**Problem requirements**
Below are the records; collect from them each line containing the string "Elnökség".

**Supplied records**
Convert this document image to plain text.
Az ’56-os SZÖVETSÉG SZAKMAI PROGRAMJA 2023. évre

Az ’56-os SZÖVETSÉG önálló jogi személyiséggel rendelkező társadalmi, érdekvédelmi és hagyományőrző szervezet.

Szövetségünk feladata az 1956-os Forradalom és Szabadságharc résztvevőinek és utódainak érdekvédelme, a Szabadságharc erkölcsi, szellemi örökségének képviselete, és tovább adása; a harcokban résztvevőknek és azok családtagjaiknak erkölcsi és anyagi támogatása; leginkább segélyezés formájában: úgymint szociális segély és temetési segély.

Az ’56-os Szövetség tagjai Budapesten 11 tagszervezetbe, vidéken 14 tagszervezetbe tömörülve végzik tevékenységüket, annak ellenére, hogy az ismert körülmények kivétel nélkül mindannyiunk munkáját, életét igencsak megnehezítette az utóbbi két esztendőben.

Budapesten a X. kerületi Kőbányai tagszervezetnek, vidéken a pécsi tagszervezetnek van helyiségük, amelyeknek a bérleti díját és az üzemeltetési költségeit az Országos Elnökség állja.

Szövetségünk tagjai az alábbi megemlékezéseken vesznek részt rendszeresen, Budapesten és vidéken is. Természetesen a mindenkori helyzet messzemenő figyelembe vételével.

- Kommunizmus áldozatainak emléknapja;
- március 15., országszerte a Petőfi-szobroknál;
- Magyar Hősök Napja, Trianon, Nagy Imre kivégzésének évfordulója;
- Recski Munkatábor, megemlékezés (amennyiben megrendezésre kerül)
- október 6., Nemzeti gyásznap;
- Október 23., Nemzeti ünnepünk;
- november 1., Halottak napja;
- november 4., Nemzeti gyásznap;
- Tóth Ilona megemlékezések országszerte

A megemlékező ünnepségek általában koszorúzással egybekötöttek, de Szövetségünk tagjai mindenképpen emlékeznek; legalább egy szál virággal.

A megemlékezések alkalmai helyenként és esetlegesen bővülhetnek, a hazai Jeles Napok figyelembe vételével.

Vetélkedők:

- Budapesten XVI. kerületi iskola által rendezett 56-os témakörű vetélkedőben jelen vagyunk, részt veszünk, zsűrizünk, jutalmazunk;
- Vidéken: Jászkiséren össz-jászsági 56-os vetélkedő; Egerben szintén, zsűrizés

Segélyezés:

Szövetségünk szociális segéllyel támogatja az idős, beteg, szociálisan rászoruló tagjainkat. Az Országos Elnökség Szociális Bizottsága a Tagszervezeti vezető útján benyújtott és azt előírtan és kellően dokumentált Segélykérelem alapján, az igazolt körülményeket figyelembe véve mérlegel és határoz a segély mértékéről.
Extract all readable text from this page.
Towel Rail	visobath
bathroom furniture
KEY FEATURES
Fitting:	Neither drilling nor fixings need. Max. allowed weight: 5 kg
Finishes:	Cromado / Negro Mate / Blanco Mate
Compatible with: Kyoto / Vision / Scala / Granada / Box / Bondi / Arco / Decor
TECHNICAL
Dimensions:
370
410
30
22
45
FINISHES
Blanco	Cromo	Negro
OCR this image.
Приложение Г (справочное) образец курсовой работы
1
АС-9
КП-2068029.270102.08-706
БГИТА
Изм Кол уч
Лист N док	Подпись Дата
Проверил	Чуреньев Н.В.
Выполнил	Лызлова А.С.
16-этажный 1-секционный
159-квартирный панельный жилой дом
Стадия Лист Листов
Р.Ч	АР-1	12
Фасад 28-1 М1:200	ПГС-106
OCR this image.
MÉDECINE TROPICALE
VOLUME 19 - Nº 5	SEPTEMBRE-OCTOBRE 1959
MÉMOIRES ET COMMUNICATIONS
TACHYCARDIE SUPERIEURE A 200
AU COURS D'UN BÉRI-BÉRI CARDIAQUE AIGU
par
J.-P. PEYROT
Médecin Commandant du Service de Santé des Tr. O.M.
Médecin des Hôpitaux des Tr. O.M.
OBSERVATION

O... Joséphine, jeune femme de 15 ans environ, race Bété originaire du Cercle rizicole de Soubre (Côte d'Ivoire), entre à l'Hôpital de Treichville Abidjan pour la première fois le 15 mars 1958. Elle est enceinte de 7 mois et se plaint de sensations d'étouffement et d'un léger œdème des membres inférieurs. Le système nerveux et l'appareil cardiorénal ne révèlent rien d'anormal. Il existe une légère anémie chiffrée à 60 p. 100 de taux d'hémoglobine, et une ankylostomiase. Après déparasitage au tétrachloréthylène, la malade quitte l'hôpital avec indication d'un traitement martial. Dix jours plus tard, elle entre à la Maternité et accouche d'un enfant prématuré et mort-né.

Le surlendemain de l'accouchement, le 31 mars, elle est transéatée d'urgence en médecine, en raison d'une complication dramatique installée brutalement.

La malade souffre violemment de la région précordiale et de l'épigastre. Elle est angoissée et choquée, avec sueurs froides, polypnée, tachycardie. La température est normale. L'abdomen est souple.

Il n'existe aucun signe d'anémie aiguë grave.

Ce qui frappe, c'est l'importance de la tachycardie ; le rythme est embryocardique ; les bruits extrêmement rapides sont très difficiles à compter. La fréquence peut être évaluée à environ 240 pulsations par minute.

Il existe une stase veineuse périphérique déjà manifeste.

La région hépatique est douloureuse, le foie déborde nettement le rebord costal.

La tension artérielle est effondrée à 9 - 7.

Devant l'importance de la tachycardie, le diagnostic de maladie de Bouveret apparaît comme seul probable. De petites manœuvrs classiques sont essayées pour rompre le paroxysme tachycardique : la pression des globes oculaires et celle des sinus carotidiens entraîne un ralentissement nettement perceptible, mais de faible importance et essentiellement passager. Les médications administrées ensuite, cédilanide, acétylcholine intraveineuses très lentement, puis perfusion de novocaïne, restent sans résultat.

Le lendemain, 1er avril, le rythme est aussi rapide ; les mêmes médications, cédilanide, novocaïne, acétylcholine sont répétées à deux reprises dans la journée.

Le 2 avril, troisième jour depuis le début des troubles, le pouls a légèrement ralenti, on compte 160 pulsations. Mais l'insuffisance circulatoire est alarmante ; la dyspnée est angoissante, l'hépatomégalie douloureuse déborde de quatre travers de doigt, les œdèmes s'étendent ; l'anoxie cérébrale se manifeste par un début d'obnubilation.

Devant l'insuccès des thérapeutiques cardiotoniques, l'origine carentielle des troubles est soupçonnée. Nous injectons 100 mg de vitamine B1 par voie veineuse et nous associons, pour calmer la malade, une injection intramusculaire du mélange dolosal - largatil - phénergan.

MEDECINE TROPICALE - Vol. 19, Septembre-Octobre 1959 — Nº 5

**Answer to the task**
Budapesten a X. kerületi Kőbányai tagszervezetnek, vidéken a pécsi tagszervezetnek van helyiségük, amelyeknek a bérleti díját és az üzemeltetési költségeit az Országos Elnökség állja.
Szövetségünk szociális segéllyel támogatja az idős, beteg, szociálisan rászoruló tagjainkat. Az Országos Elnökség Szociális Bizottsága a Tagszervezeti vezető útján benyújtott és azt előírtan és kellően dokumentált Segélykérelem alapján, az igazolt körülményeket figyelembe véve mérlegel és határoz a segély mértékéről.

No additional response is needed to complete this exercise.